## Task description
Pull out every line from the listing that has the word "grid".

··· Task data ···

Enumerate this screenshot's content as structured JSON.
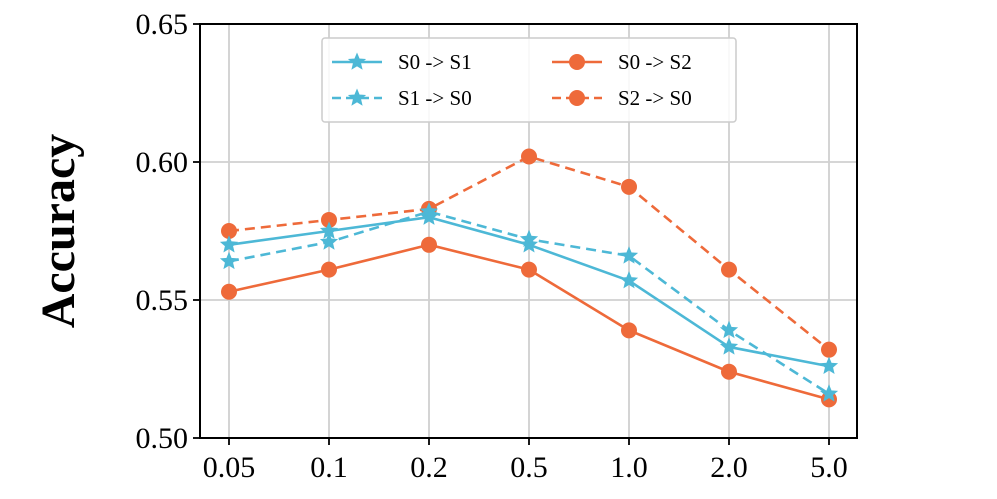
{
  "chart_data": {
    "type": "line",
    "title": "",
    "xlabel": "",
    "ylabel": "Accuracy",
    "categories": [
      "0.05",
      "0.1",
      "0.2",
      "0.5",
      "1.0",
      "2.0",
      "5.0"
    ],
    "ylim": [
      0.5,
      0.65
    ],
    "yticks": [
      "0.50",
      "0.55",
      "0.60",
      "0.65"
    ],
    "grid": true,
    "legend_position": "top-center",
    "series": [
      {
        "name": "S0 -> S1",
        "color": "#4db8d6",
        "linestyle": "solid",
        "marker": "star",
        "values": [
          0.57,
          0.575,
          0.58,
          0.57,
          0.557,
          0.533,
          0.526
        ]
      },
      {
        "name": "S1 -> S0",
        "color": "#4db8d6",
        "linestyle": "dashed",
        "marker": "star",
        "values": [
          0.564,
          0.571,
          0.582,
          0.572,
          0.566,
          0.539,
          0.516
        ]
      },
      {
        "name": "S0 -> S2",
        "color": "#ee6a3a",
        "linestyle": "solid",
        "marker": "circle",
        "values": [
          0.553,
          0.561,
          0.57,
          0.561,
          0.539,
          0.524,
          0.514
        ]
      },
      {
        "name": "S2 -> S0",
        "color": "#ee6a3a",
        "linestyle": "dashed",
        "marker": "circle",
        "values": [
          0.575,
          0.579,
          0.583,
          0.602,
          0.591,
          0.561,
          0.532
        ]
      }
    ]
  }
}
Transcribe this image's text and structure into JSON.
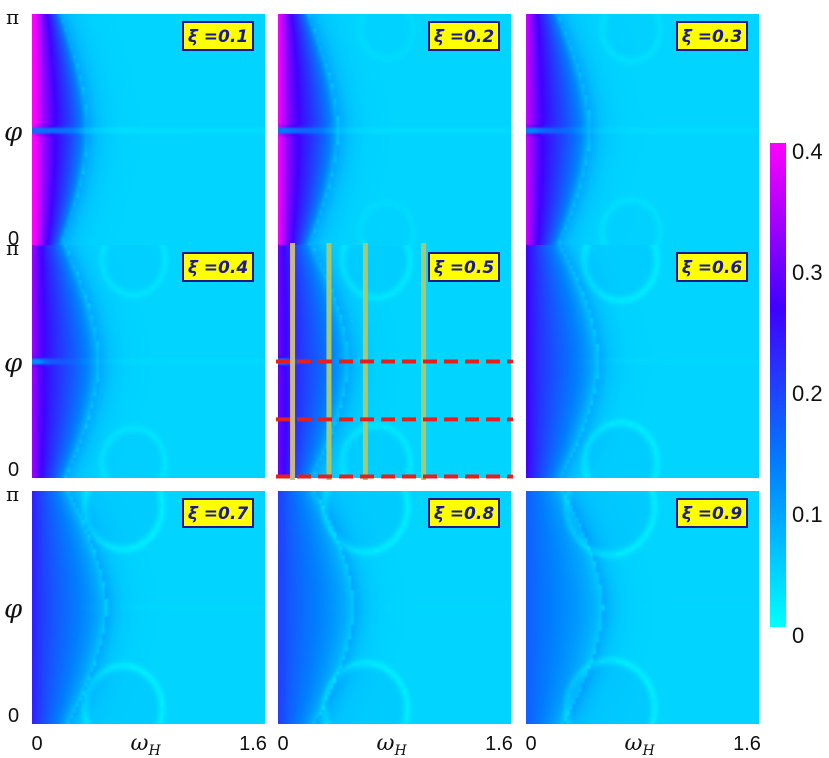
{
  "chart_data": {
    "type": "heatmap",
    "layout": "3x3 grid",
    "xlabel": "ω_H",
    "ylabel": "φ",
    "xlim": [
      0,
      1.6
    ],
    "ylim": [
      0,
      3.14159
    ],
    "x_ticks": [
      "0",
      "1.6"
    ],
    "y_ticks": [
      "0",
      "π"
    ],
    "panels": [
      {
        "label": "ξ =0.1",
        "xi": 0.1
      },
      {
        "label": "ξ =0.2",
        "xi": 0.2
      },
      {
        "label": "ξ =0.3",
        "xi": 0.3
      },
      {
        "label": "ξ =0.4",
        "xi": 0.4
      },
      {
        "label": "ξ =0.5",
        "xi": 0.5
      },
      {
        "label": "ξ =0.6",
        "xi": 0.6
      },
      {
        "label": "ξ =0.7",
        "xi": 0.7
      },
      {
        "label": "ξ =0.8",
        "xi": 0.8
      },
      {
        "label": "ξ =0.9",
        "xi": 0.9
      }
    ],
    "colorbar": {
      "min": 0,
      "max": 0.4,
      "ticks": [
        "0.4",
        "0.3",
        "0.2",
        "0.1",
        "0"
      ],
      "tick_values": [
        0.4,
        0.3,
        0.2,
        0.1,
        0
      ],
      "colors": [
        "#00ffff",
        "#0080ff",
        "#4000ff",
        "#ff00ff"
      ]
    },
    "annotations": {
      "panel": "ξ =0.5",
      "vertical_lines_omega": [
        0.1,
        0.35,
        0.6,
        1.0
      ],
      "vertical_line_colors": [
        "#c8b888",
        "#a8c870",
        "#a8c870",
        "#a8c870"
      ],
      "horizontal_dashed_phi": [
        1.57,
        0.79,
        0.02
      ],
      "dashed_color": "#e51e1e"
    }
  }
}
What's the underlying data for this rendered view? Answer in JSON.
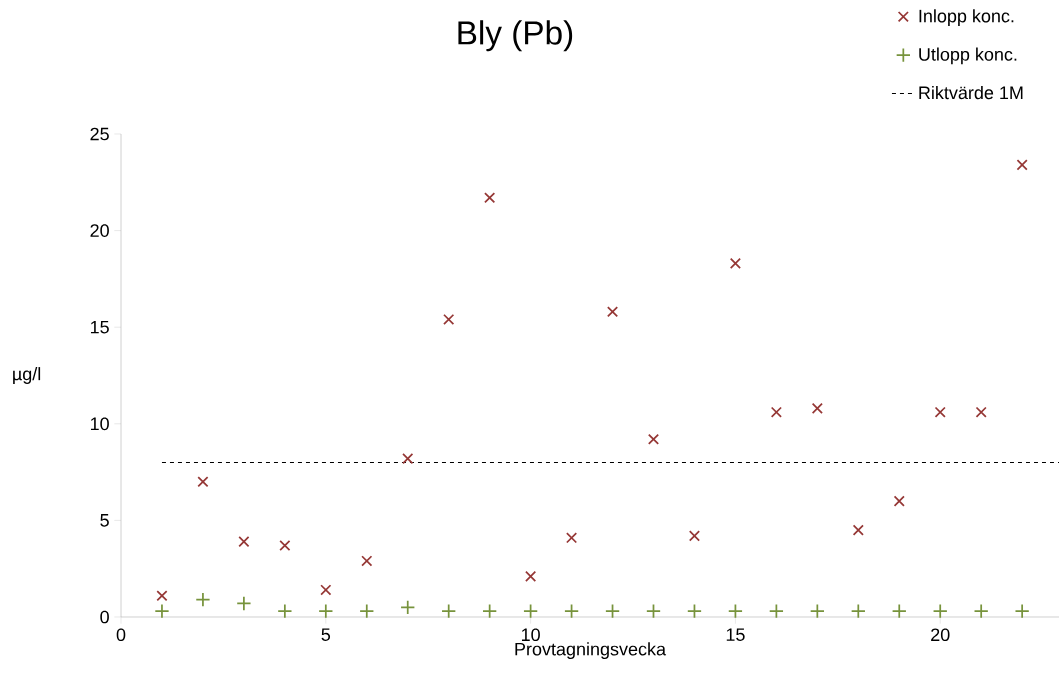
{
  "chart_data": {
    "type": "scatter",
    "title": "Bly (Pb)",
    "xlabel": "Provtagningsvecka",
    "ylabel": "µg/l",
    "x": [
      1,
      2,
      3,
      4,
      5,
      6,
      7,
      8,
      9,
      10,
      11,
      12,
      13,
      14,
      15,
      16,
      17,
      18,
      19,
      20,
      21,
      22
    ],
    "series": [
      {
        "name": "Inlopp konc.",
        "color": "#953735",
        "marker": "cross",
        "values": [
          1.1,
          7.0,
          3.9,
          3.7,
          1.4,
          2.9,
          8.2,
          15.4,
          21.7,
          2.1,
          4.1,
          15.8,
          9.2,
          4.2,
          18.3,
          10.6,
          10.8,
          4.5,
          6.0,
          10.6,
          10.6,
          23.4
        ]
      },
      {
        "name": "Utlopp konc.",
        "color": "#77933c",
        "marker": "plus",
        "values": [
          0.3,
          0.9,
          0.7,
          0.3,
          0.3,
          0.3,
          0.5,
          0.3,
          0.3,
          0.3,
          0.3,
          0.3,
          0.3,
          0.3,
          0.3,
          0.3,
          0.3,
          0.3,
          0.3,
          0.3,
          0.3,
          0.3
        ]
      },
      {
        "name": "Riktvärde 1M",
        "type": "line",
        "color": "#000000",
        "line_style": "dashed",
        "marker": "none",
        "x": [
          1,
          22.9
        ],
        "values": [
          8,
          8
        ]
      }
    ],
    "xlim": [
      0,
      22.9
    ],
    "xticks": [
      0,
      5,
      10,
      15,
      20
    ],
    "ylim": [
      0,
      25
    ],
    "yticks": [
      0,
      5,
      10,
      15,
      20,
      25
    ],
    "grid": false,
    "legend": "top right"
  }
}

···
··· Task data ···

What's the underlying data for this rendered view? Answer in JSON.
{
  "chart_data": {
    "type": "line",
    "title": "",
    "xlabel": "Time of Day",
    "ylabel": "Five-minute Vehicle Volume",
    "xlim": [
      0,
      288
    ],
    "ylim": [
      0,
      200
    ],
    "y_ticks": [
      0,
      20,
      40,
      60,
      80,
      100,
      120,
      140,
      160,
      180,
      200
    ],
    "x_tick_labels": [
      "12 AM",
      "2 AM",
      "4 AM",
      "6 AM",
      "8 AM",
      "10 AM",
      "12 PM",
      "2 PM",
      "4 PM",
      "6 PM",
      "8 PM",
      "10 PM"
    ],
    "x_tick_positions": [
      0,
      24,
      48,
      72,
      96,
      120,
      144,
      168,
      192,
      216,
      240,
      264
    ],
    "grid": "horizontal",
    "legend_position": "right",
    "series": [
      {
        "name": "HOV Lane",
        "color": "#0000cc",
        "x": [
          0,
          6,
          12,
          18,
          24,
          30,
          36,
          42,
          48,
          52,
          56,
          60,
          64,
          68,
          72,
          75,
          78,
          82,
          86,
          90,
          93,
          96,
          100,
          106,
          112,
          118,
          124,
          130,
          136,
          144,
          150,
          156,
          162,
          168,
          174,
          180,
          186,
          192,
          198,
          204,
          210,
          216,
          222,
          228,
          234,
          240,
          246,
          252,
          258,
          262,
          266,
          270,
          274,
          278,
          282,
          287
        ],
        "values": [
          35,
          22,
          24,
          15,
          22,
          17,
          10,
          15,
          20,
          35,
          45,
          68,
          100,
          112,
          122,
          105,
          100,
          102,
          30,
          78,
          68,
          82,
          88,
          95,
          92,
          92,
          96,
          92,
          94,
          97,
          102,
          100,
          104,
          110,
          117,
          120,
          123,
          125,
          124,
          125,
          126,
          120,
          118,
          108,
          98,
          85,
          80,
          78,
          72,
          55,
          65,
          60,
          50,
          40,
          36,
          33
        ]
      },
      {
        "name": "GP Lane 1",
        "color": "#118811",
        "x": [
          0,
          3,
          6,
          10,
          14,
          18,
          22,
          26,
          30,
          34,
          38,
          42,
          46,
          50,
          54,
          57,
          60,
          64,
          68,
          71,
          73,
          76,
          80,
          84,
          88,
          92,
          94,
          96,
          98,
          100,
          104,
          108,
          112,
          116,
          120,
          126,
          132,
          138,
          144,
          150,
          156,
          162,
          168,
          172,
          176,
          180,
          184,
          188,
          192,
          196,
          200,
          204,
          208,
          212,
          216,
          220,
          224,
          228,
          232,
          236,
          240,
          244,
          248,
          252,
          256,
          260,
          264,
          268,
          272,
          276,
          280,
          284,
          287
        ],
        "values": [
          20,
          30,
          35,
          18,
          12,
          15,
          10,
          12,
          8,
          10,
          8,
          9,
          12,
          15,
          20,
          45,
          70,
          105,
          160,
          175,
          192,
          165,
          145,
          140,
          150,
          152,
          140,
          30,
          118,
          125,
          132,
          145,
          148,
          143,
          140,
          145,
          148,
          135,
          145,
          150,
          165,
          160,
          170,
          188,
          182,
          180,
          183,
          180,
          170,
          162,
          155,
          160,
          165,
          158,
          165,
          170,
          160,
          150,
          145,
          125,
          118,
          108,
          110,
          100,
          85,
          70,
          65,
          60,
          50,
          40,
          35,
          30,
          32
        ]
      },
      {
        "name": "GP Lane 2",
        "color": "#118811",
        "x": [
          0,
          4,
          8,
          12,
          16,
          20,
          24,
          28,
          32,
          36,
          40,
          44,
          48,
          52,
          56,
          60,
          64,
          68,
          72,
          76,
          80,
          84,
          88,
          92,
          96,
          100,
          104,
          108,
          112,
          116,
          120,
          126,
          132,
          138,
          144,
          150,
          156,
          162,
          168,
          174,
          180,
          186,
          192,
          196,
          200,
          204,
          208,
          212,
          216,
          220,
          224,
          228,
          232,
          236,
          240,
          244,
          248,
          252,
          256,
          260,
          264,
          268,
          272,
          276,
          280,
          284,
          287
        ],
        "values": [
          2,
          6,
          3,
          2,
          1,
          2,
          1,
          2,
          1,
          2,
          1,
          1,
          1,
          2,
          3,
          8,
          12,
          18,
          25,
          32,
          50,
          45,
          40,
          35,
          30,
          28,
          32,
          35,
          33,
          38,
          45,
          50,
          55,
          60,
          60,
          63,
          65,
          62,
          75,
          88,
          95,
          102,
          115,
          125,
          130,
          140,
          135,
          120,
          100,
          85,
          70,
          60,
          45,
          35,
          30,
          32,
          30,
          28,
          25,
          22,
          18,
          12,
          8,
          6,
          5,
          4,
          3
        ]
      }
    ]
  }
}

···

## Result for this exercise
    "grid": true,
    "layout": "3x3 grid",
    "grid": false,
    "grid": "horizontal",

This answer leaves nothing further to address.